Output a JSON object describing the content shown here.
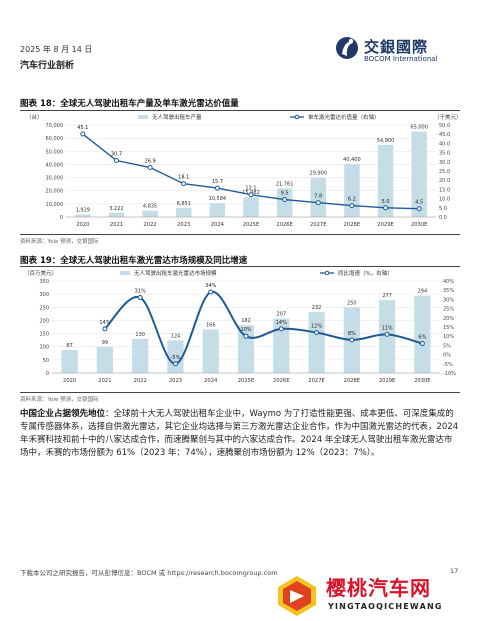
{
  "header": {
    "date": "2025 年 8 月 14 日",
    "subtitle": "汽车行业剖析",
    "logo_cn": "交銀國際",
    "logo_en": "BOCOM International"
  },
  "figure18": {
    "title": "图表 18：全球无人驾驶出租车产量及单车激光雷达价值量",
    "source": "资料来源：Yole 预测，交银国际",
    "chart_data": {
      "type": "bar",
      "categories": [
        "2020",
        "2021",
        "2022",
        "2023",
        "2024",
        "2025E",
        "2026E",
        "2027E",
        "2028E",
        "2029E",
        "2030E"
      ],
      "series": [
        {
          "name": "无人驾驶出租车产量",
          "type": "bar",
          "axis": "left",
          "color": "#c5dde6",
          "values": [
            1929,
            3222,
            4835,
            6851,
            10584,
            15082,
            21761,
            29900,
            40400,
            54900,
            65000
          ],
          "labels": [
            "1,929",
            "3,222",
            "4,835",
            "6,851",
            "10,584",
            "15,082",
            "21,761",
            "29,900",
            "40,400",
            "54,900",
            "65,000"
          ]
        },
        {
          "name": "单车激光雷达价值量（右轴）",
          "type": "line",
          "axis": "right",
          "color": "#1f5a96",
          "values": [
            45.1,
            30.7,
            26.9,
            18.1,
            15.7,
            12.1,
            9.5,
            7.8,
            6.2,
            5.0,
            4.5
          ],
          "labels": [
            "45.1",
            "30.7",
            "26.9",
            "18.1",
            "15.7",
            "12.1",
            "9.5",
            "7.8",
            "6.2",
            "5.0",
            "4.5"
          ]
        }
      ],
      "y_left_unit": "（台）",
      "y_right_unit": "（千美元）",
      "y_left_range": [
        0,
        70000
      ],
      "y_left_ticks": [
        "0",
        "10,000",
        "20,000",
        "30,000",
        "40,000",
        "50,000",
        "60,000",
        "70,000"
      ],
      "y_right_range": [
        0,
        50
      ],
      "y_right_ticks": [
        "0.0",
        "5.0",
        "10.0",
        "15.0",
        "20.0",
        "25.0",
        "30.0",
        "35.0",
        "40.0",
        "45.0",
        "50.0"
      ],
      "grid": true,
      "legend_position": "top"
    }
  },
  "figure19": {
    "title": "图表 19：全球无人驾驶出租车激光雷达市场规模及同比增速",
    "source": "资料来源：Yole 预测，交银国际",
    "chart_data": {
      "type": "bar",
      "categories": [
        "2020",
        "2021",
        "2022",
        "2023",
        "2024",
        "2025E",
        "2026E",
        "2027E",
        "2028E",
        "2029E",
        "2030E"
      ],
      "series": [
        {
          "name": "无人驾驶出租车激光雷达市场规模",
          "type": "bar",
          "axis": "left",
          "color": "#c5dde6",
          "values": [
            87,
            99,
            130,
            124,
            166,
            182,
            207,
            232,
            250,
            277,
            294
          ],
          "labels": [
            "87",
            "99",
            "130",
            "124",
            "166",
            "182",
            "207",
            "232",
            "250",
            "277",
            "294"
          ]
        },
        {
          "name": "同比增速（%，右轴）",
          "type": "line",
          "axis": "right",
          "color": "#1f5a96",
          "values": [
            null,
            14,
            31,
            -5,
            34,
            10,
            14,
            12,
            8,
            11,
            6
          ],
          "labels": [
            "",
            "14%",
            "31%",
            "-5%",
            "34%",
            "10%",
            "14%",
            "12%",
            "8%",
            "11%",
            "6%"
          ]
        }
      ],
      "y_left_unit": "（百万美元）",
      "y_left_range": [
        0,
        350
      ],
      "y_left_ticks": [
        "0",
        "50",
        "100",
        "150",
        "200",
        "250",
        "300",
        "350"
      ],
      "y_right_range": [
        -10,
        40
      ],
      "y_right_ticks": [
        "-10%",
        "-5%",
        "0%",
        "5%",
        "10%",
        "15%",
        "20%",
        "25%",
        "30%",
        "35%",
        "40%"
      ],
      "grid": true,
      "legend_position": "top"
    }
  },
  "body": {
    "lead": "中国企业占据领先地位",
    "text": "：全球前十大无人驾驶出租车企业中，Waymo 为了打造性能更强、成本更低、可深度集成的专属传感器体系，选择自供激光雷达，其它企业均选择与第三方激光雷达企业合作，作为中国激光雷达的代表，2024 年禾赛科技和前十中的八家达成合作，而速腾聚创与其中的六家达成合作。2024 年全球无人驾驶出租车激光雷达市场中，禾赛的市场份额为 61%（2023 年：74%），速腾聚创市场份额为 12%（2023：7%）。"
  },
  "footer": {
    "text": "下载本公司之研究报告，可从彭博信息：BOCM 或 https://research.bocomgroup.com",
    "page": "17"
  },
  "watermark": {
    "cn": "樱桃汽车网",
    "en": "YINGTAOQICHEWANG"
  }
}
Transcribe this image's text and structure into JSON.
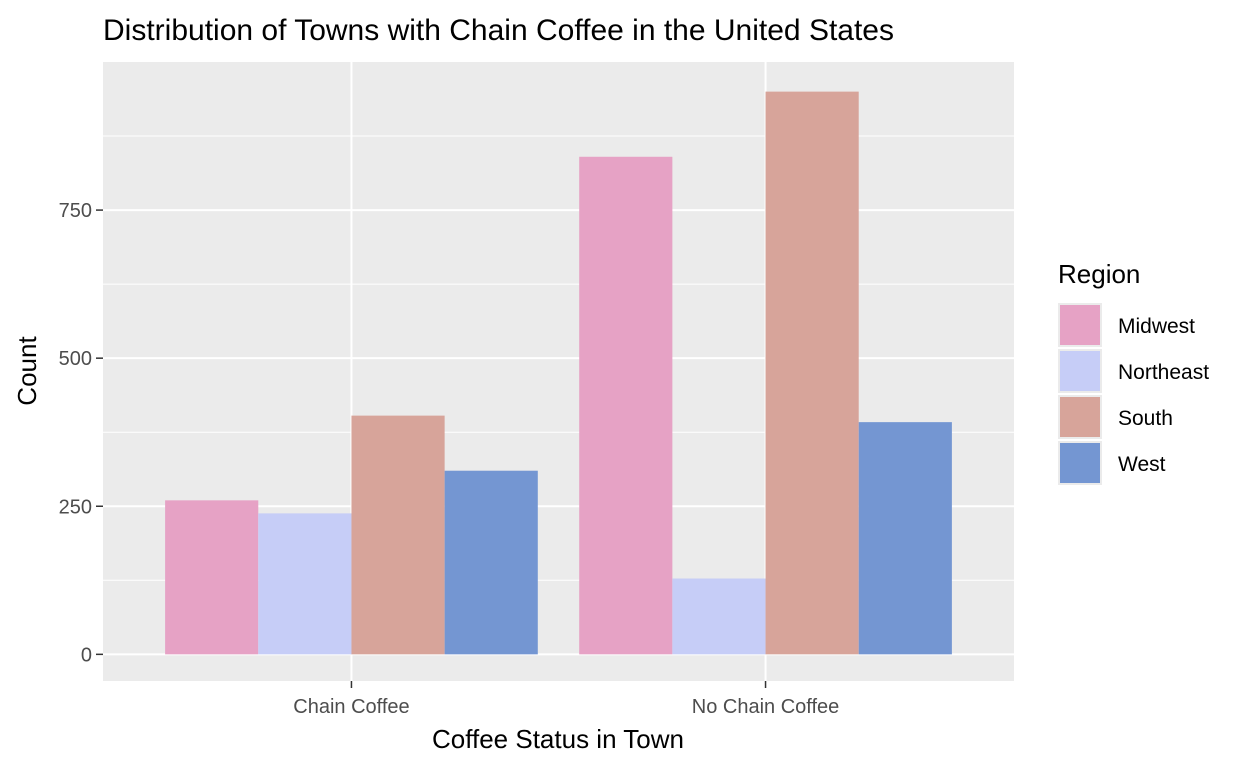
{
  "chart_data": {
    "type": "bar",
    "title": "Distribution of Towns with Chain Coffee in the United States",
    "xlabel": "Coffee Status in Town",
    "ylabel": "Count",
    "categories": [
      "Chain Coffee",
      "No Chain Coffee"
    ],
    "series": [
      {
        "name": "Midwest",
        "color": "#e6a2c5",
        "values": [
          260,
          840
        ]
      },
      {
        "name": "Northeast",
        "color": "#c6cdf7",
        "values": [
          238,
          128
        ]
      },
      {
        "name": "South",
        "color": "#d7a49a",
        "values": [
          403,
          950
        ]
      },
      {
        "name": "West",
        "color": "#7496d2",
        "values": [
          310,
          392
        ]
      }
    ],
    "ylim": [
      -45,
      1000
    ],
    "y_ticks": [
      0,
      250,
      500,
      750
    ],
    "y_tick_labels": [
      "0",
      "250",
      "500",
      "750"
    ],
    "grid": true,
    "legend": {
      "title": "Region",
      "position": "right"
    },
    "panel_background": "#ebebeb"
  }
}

##############################

**WRITTEN INSTRUCTION**
The pictures stay out; repeat exactly the lines from the one with "Transcribe this image's" to the end of the entries above, and nothing else.

**TASK RESULT**
Transcribe this image's text and structure into JSON.
{
  "chart_data": {
    "type": "bar",
    "title": "Distribution of Towns with Chain Coffee in the United States",
    "xlabel": "Coffee Status in Town",
    "ylabel": "Count",
    "categories": [
      "Chain Coffee",
      "No Chain Coffee"
    ],
    "series": [
      {
        "name": "Midwest",
        "color": "#e6a2c5",
        "values": [
          260,
          840
        ]
      },
      {
        "name": "Northeast",
        "color": "#c6cdf7",
        "values": [
          238,
          128
        ]
      },
      {
        "name": "South",
        "color": "#d7a49a",
        "values": [
          403,
          950
        ]
      },
      {
        "name": "West",
        "color": "#7496d2",
        "values": [
          310,
          392
        ]
      }
    ],
    "ylim": [
      -45,
      1000
    ],
    "y_ticks": [
      0,
      250,
      500,
      750
    ],
    "y_tick_labels": [
      "0",
      "250",
      "500",
      "750"
    ],
    "grid": true,
    "legend": {
      "title": "Region",
      "position": "right"
    },
    "panel_background": "#ebebeb"
  }
}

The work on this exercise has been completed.